§ **DESCRIPTION OF THE TASK**: Collect the lines of the entries where "houses" shows up.

* Begin *

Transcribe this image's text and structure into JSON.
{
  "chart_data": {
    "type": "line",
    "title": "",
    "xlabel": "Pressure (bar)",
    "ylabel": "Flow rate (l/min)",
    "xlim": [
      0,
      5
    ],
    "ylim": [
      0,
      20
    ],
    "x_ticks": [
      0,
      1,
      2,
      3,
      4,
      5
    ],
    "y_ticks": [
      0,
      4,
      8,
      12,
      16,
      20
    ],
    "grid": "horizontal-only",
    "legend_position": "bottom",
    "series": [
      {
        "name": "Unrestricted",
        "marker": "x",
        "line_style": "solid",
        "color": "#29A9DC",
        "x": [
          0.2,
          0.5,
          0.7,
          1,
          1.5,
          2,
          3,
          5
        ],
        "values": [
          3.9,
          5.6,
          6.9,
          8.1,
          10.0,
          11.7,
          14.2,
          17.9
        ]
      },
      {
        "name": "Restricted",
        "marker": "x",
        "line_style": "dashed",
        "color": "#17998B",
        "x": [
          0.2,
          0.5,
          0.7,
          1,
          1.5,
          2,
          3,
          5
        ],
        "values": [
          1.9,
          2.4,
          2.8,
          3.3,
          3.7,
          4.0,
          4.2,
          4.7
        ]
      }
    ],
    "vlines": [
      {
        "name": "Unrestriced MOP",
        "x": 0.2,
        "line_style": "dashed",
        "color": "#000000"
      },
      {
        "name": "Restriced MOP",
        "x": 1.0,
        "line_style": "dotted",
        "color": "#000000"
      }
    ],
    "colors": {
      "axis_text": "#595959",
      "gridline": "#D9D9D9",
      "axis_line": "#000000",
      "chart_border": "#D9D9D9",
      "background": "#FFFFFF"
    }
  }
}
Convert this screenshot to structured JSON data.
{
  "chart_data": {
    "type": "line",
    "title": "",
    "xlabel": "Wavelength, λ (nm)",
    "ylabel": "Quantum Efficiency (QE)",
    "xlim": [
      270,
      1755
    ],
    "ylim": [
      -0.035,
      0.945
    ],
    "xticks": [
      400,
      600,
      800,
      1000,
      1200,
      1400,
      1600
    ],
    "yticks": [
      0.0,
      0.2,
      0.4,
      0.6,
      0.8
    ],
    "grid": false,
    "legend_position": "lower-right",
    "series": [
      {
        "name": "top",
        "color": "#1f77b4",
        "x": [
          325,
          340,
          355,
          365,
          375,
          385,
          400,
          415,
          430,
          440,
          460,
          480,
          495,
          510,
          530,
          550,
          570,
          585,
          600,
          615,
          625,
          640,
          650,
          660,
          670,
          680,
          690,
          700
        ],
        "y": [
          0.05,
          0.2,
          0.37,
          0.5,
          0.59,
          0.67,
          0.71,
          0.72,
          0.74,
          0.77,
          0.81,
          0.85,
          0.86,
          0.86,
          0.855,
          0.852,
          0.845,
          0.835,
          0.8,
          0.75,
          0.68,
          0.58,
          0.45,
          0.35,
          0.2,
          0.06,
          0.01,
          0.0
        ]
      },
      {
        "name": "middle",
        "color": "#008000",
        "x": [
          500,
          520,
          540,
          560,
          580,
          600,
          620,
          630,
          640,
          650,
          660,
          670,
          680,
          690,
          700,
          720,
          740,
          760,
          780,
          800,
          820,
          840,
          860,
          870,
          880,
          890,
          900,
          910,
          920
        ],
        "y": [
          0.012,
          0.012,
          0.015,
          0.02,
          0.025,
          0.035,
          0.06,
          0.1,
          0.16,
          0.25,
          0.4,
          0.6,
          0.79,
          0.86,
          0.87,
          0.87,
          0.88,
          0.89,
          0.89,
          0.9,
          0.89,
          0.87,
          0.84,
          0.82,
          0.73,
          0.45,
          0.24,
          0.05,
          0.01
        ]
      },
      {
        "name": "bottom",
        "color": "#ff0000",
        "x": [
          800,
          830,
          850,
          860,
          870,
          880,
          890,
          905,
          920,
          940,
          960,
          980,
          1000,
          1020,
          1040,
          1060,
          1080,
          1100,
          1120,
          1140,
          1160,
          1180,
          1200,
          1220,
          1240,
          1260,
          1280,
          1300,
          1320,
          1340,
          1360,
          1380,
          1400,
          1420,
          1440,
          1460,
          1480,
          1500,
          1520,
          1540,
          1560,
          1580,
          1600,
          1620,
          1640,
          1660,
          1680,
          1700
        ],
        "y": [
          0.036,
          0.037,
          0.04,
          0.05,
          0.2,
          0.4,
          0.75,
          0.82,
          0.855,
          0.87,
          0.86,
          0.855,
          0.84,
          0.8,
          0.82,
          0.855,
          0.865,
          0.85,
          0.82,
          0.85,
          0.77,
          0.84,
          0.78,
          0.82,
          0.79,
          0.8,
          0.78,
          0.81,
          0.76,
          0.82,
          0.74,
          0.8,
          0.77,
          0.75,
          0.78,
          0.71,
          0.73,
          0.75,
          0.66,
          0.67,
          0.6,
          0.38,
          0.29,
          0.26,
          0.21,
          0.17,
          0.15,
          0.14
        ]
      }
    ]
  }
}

* End *
* Begin *

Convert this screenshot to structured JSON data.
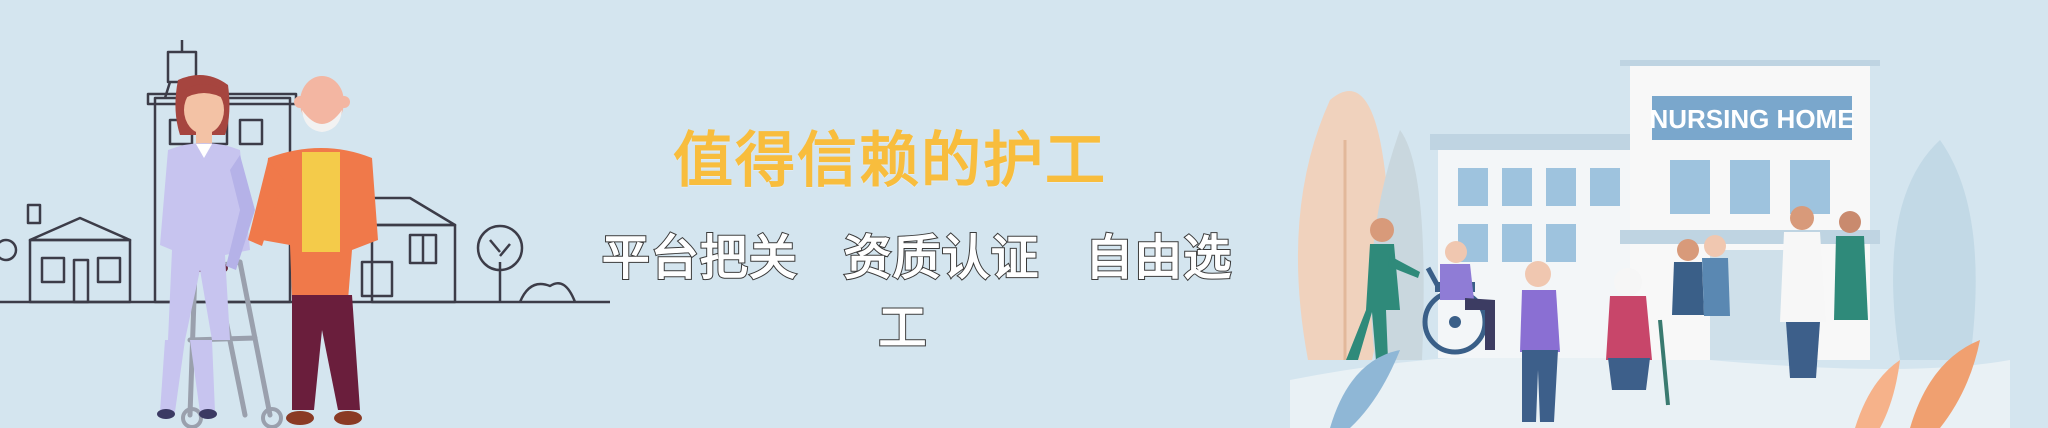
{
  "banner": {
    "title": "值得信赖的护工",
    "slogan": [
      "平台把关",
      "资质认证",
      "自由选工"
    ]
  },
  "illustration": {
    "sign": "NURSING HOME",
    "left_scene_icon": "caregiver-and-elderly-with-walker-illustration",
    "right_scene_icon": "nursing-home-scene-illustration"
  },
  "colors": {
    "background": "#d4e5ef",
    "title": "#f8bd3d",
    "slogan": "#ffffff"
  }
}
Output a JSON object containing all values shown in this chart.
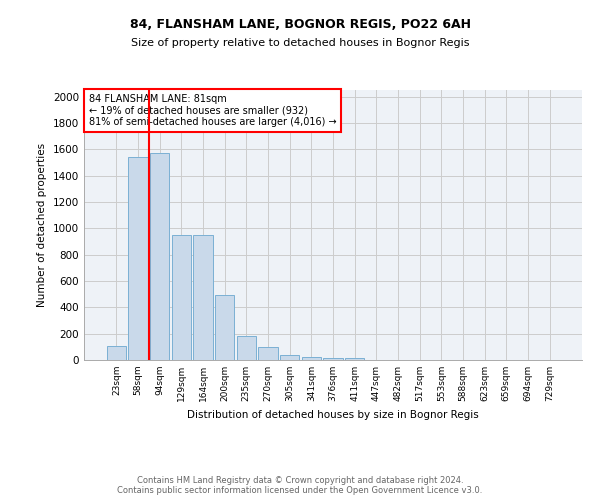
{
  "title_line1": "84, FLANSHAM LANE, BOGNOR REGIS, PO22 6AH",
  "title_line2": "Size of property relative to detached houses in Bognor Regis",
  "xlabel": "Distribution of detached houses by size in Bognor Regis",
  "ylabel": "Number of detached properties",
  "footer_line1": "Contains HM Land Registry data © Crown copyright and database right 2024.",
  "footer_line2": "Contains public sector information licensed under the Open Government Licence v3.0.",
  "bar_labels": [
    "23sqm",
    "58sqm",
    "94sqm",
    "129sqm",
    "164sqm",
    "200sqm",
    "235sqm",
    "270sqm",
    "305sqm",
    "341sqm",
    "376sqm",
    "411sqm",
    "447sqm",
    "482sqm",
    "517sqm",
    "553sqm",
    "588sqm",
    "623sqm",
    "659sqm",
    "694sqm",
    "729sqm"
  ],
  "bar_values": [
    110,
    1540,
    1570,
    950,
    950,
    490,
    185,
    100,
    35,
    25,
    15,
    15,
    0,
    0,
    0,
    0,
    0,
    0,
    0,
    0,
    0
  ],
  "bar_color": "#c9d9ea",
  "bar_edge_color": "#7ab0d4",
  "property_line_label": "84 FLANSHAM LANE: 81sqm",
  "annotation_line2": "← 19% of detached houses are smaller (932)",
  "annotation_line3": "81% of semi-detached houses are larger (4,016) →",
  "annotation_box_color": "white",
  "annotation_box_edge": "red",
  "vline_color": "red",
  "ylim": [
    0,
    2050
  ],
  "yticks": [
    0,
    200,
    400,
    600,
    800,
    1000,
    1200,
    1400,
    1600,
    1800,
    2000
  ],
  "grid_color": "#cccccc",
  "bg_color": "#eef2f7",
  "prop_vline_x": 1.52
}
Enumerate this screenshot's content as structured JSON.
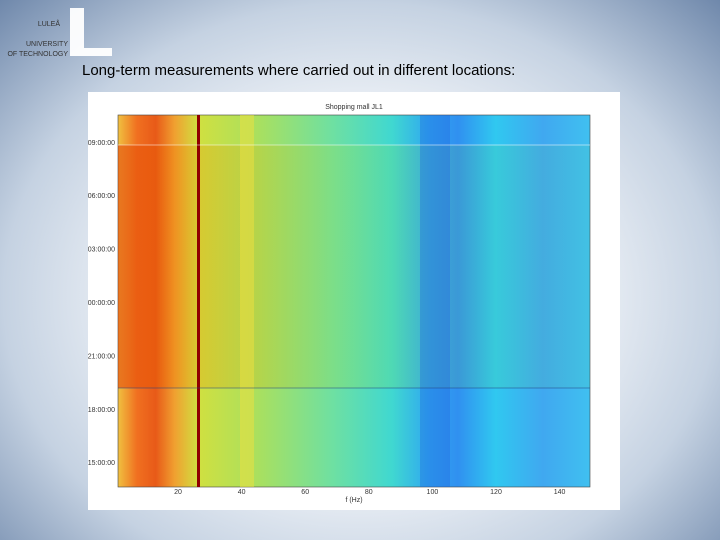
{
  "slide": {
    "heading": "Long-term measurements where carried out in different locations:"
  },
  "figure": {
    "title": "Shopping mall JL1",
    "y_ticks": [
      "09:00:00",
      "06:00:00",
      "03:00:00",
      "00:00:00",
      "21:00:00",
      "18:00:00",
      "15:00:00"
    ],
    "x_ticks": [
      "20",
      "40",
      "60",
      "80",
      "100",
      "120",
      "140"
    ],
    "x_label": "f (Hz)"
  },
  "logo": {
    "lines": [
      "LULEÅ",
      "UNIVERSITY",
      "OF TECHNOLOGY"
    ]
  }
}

* End *

§ **WRITTEN RESPONSE**:
  "title_line2": "Size of property relative to detached houses in Bognor Regis",
  "xlabel": "Distribution of detached houses by size in Bognor Regis",
  "annotation_line2": "← 19% of detached houses are smaller (932)",
  "annotation_line3": "81% of semi-detached houses are larger (4,016) →",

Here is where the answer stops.